Working data:
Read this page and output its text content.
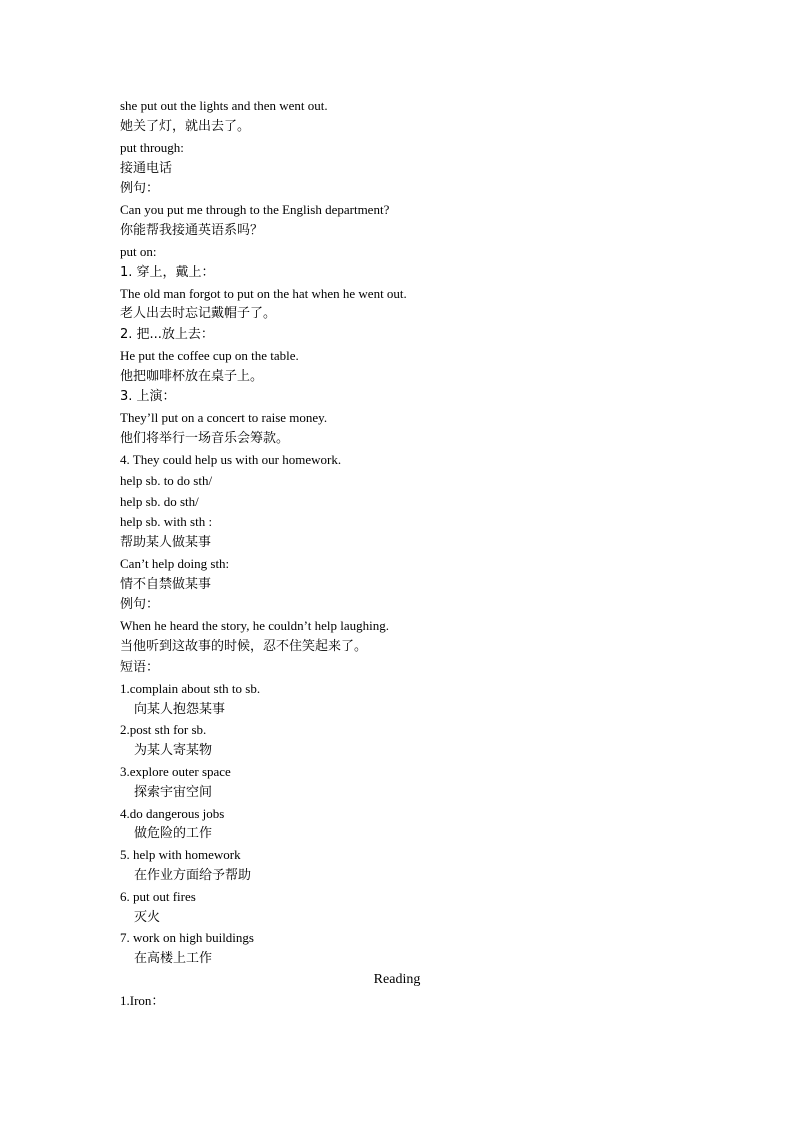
she put out the lights and then went out.
她关了灯，就出去了。
put through:
接通电话
例句：
Can you put me through to the English department?
你能帮我接通英语系吗？
put on:
1. 穿上，戴上：
The old man forgot to put on the hat when he went out.
老人出去时忘记戴帽子了。
2. 把...放上去：
He put the coffee cup on the table.
他把咖啡杯放在桌子上。
3. 上演：
They’ll put on a concert to raise money.
他们将举行一场音乐会筹款。
4. They could help us with our homework.
help sb. to do sth/
help sb. do sth/
help sb. with sth :
帮助某人做某事
Can’t help doing sth:
情不自禁做某事
例句：
When he heard the story, he couldn’t help laughing.
当他听到这故事的时候，忍不住笑起来了。
短语：
1.complain about sth to sb.
向某人抱怨某事
2.post sth for sb.
为某人寄某物
3.explore outer space
探索宇宙空间
4.do dangerous jobs
做危险的工作
5. help with homework
在作业方面给予帮助
6. put out fires
灭火
7. work on high buildings
在高楼上工作
Reading
1.Iron：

Directions:
Give the material again exactly as it is, but keep the pictures out.

Result of the exercise:
Read this page and output its text content.
she put out the lights and then went out.
她关了灯，就出去了。
put through:
接通电话
例句：
Can you put me through to the English department?
你能帮我接通英语系吗？
put on:
1. 穿上，戴上：
The old man forgot to put on the hat when he went out.
老人出去时忘记戴帽子了。
2. 把...放上去：
He put the coffee cup on the table.
他把咖啡杯放在桌子上。
3. 上演：
They’ll put on a concert to raise money.
他们将举行一场音乐会筹款。
4. They could help us with our homework.
help sb. to do sth/
help sb. do sth/
help sb. with sth :
帮助某人做某事
Can’t help doing sth:
情不自禁做某事
例句：
When he heard the story, he couldn’t help laughing.
当他听到这故事的时候，忍不住笑起来了。
短语：
1.complain about sth to sb.
向某人抱怨某事
2.post sth for sb.
为某人寄某物
3.explore outer space
探索宇宙空间
4.do dangerous jobs
做危险的工作
5. help with homework
在作业方面给予帮助
6. put out fires
灭火
7. work on high buildings
在高楼上工作
Reading
1.Iron：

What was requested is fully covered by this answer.